__Data to process__.
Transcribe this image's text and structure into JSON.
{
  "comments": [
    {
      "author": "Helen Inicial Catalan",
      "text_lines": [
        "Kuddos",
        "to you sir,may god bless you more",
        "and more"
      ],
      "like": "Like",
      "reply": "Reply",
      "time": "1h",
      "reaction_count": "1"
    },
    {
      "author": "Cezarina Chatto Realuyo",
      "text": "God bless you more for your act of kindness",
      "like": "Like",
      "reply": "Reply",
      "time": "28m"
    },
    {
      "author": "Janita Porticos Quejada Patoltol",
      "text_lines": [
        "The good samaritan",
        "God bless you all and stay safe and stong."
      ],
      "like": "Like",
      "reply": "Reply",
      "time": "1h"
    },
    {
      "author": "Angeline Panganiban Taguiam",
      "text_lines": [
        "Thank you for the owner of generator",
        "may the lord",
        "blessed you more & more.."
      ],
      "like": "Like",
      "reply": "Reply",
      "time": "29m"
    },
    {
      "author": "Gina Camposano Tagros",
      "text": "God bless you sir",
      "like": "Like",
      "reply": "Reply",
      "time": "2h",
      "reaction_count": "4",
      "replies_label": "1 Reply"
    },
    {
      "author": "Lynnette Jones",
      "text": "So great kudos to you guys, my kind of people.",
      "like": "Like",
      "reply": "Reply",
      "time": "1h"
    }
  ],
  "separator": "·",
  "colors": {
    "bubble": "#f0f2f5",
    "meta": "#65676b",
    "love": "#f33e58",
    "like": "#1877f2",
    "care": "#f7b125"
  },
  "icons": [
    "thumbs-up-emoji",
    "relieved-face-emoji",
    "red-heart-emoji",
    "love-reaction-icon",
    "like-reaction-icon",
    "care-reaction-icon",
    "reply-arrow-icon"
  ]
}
...
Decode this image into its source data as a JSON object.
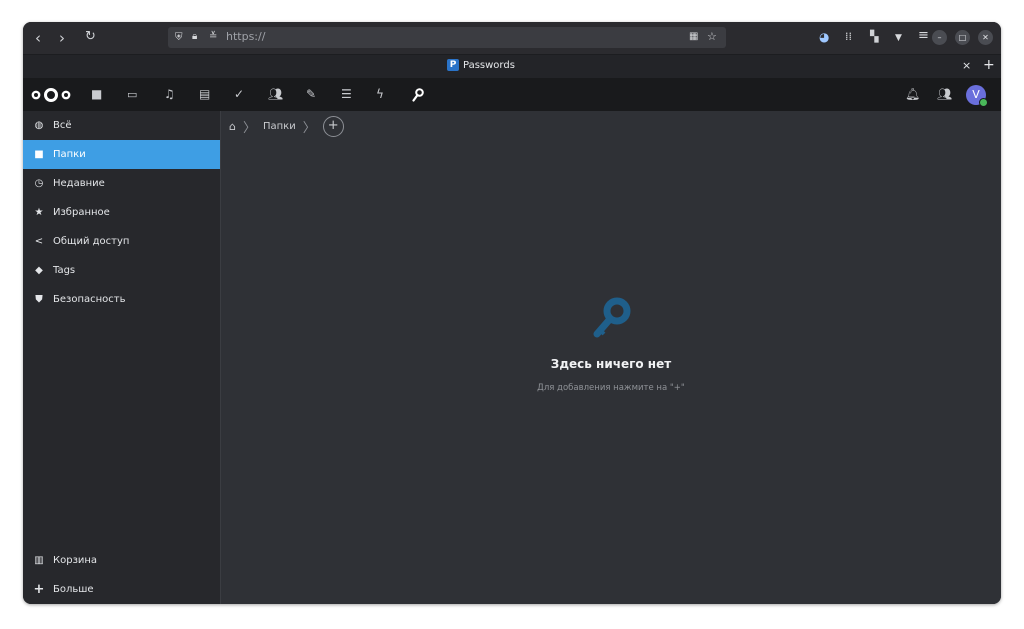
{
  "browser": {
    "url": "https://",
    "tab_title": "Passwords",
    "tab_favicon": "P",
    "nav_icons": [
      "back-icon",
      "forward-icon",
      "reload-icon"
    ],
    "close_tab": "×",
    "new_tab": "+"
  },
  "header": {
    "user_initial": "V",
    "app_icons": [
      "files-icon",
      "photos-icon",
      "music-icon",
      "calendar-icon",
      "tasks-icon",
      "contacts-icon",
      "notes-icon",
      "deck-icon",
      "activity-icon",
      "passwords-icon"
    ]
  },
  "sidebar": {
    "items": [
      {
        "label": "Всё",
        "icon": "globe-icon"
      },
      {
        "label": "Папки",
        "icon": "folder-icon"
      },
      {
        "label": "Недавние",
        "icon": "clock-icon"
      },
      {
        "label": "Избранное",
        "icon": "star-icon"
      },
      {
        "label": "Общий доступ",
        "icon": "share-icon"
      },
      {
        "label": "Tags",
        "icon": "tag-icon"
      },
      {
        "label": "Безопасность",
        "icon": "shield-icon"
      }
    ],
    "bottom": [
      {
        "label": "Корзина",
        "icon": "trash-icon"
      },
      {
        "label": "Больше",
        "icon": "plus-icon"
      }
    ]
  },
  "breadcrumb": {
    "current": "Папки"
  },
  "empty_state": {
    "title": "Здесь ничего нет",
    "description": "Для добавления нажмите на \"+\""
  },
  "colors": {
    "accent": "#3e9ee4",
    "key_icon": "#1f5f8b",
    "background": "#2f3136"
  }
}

__Direction__. Where a line of the entries contains the word "this", copy that line.

__Response to the exercise__.
Transcribe this image's text and structure into JSON.
Decode this image into its source data as a JSON object.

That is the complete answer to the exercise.